Task brief: Restate all the material verbatim, except for the pictures.

Data records:

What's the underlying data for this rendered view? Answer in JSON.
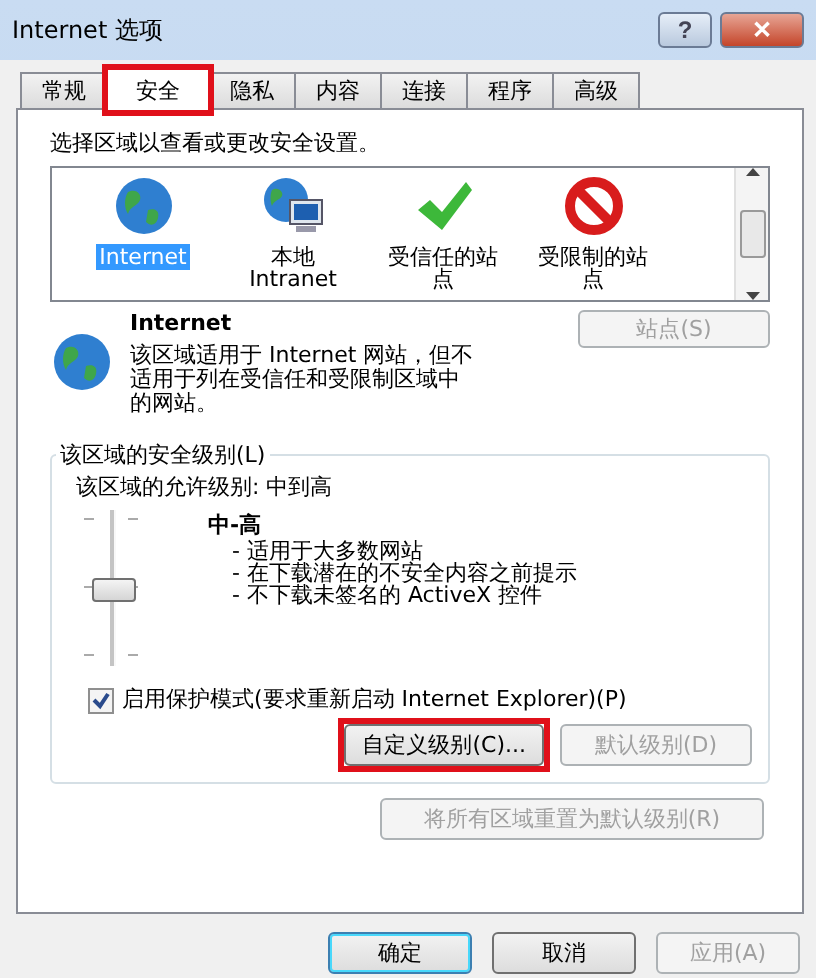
{
  "window": {
    "title": "Internet 选项",
    "buttons": [
      "?",
      "✕"
    ]
  },
  "tabs": [
    {
      "label": "常规",
      "selected": false,
      "highlighted": false
    },
    {
      "label": "安全",
      "selected": true,
      "highlighted": true
    },
    {
      "label": "隐私",
      "selected": false,
      "highlighted": false
    },
    {
      "label": "内容",
      "selected": false,
      "highlighted": false
    },
    {
      "label": "连接",
      "selected": false,
      "highlighted": false
    },
    {
      "label": "程序",
      "selected": false,
      "highlighted": false
    },
    {
      "label": "高级",
      "selected": false,
      "highlighted": false
    }
  ],
  "zone_prompt": "选择区域以查看或更改安全设置。",
  "zones": [
    {
      "kind": "globe",
      "label": "Internet",
      "selected": true
    },
    {
      "kind": "intranet",
      "label": "本地\nIntranet",
      "selected": false
    },
    {
      "kind": "trusted",
      "label": "受信任的站点",
      "selected": false
    },
    {
      "kind": "restricted",
      "label": "受限制的站点",
      "selected": false
    }
  ],
  "zone_info": {
    "title": "Internet",
    "description": "该区域适用于 Internet 网站，但不适用于列在受信任和受限制区域中的网站。",
    "sites_button": {
      "label": "站点(S)",
      "disabled": true
    }
  },
  "security_level": {
    "group_label": "该区域的安全级别(L)",
    "allowed": "该区域的允许级别: 中到高",
    "level": 0.5,
    "level_name": "中-高",
    "bullets": [
      "- 适用于大多数网站",
      "- 在下载潜在的不安全内容之前提示",
      "- 不下载未签名的 ActiveX 控件"
    ],
    "protected_mode": {
      "label": "启用保护模式(要求重新启动 Internet Explorer)(P)",
      "checked": true
    },
    "buttons": [
      {
        "label": "自定义级别(C)...",
        "disabled": false,
        "highlighted": true
      },
      {
        "label": "默认级别(D)",
        "disabled": true,
        "highlighted": false
      }
    ]
  },
  "reset_button": {
    "label": "将所有区域重置为默认级别(R)",
    "disabled": true
  },
  "footer_buttons": [
    {
      "label": "确定",
      "disabled": false,
      "default": true
    },
    {
      "label": "取消",
      "disabled": false,
      "default": false
    },
    {
      "label": "应用(A)",
      "disabled": true,
      "default": false
    }
  ]
}
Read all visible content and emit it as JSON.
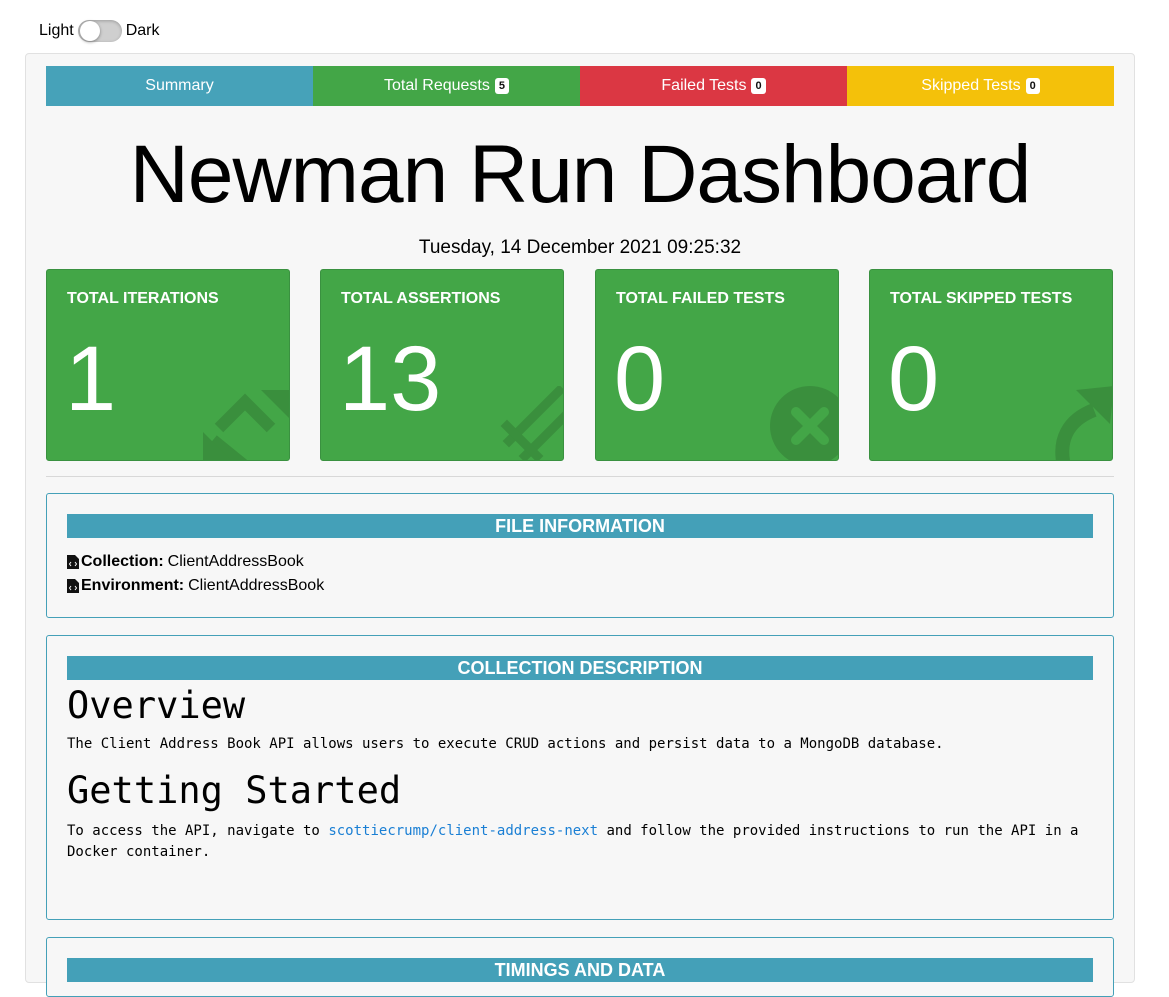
{
  "theme": {
    "light_label": "Light",
    "dark_label": "Dark"
  },
  "tabs": [
    {
      "label": "Summary",
      "badge": "",
      "color": "#46a2b9"
    },
    {
      "label": "Total Requests",
      "badge": "5",
      "color": "#43a647"
    },
    {
      "label": "Failed Tests",
      "badge": "0",
      "color": "#db3743"
    },
    {
      "label": "Skipped Tests",
      "badge": "0",
      "color": "#f4c10a"
    }
  ],
  "title": "Newman Run Dashboard",
  "timestamp": "Tuesday, 14 December 2021 09:25:32",
  "cards": [
    {
      "label": "TOTAL ITERATIONS",
      "value": "1",
      "icon": "sync-icon"
    },
    {
      "label": "TOTAL ASSERTIONS",
      "value": "13",
      "icon": "pencil-icon"
    },
    {
      "label": "TOTAL FAILED TESTS",
      "value": "0",
      "icon": "times-circle-icon"
    },
    {
      "label": "TOTAL SKIPPED TESTS",
      "value": "0",
      "icon": "share-arrow-icon"
    }
  ],
  "file_info": {
    "heading": "FILE INFORMATION",
    "collection_label": "Collection:",
    "collection_value": "ClientAddressBook",
    "environment_label": "Environment:",
    "environment_value": "ClientAddressBook"
  },
  "collection_description": {
    "heading": "COLLECTION DESCRIPTION",
    "overview_heading": "Overview",
    "overview_text": "The Client Address Book API allows users to execute CRUD actions and persist data to a MongoDB database.",
    "getting_started_heading": "Getting Started",
    "gs_text_before": "To access the API, navigate to",
    "gs_link": "scottiecrump/client-address-next",
    "gs_text_after": "and follow the provided instructions to run the API in a Docker container."
  },
  "timings": {
    "heading": "TIMINGS AND DATA"
  },
  "colors": {
    "accent": "#44a0b8",
    "success": "#43a647",
    "danger": "#db3743",
    "warning": "#f4c10a",
    "link": "#1a7fd4"
  }
}
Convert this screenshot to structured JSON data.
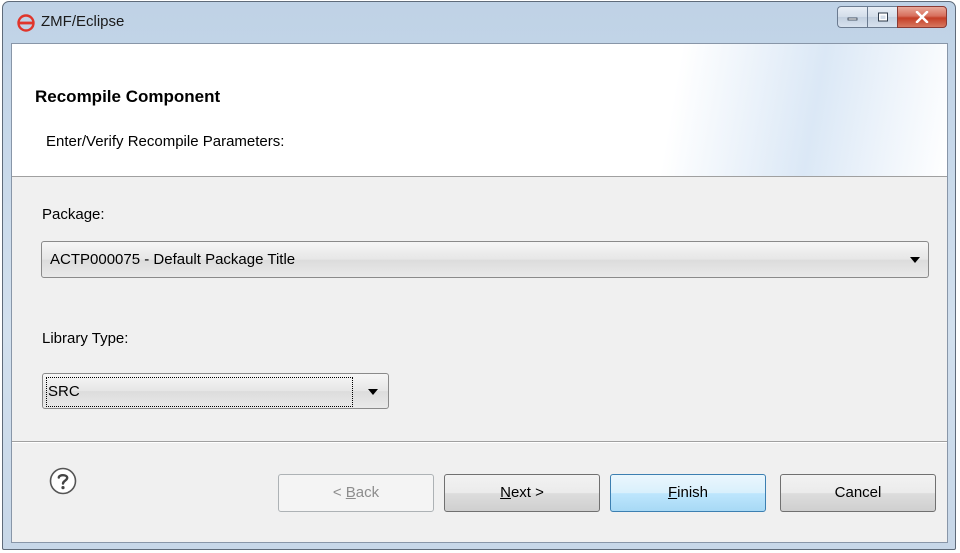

Completed task:
What's the underlying data for this rendered view? Answer in JSON.
{
  "window": {
    "title": "Internet 选项",
    "buttons": [
      "?",
      "✕"
    ]
  },
  "tabs": [
    {
      "label": "常规",
      "selected": false,
      "highlighted": false
    },
    {
      "label": "安全",
      "selected": true,
      "highlighted": true
    },
    {
      "label": "隐私",
      "selected": false,
      "highlighted": false
    },
    {
      "label": "内容",
      "selected": false,
      "highlighted": false
    },
    {
      "label": "连接",
      "selected": false,
      "highlighted": false
    },
    {
      "label": "程序",
      "selected": false,
      "highlighted": false
    },
    {
      "label": "高级",
      "selected": false,
      "highlighted": false
    }
  ],
  "zone_prompt": "选择区域以查看或更改安全设置。",
  "zones": [
    {
      "kind": "globe",
      "label": "Internet",
      "selected": true
    },
    {
      "kind": "intranet",
      "label": "本地\nIntranet",
      "selected": false
    },
    {
      "kind": "trusted",
      "label": "受信任的站点",
      "selected": false
    },
    {
      "kind": "restricted",
      "label": "受限制的站点",
      "selected": false
    }
  ],
  "zone_info": {
    "title": "Internet",
    "description": "该区域适用于 Internet 网站，但不适用于列在受信任和受限制区域中的网站。",
    "sites_button": {
      "label": "站点(S)",
      "disabled": true
    }
  },
  "security_level": {
    "group_label": "该区域的安全级别(L)",
    "allowed": "该区域的允许级别: 中到高",
    "level": 0.5,
    "level_name": "中-高",
    "bullets": [
      "- 适用于大多数网站",
      "- 在下载潜在的不安全内容之前提示",
      "- 不下载未签名的 ActiveX 控件"
    ],
    "protected_mode": {
      "label": "启用保护模式(要求重新启动 Internet Explorer)(P)",
      "checked": true
    },
    "buttons": [
      {
        "label": "自定义级别(C)...",
        "disabled": false,
        "highlighted": true
      },
      {
        "label": "默认级别(D)",
        "disabled": true,
        "highlighted": false
      }
    ]
  },
  "reset_button": {
    "label": "将所有区域重置为默认级别(R)",
    "disabled": true
  },
  "footer_buttons": [
    {
      "label": "确定",
      "disabled": false,
      "default": true
    },
    {
      "label": "取消",
      "disabled": false,
      "default": false
    },
    {
      "label": "应用(A)",
      "disabled": true,
      "default": false
    }
  ]
}
Read all visible content and emit it as JSON.
{
  "theme": {
    "light_label": "Light",
    "dark_label": "Dark"
  },
  "tabs": [
    {
      "label": "Summary",
      "badge": "",
      "color": "#46a2b9"
    },
    {
      "label": "Total Requests",
      "badge": "5",
      "color": "#43a647"
    },
    {
      "label": "Failed Tests",
      "badge": "0",
      "color": "#db3743"
    },
    {
      "label": "Skipped Tests",
      "badge": "0",
      "color": "#f4c10a"
    }
  ],
  "title": "Newman Run Dashboard",
  "timestamp": "Tuesday, 14 December 2021 09:25:32",
  "cards": [
    {
      "label": "TOTAL ITERATIONS",
      "value": "1",
      "icon": "sync-icon"
    },
    {
      "label": "TOTAL ASSERTIONS",
      "value": "13",
      "icon": "pencil-icon"
    },
    {
      "label": "TOTAL FAILED TESTS",
      "value": "0",
      "icon": "times-circle-icon"
    },
    {
      "label": "TOTAL SKIPPED TESTS",
      "value": "0",
      "icon": "share-arrow-icon"
    }
  ],
  "file_info": {
    "heading": "FILE INFORMATION",
    "collection_label": "Collection:",
    "collection_value": "ClientAddressBook",
    "environment_label": "Environment:",
    "environment_value": "ClientAddressBook"
  },
  "collection_description": {
    "heading": "COLLECTION DESCRIPTION",
    "overview_heading": "Overview",
    "overview_text": "The Client Address Book API allows users to execute CRUD actions and persist data to a MongoDB database.",
    "getting_started_heading": "Getting Started",
    "gs_text_before": "To access the API, navigate to",
    "gs_link": "scottiecrump/client-address-next",
    "gs_text_after": "and follow the provided instructions to run the API in a Docker container."
  },
  "timings": {
    "heading": "TIMINGS AND DATA"
  },
  "colors": {
    "accent": "#44a0b8",
    "success": "#43a647",
    "danger": "#db3743",
    "warning": "#f4c10a",
    "link": "#1a7fd4"
  }
}
Convert this screenshot to structured JSON data.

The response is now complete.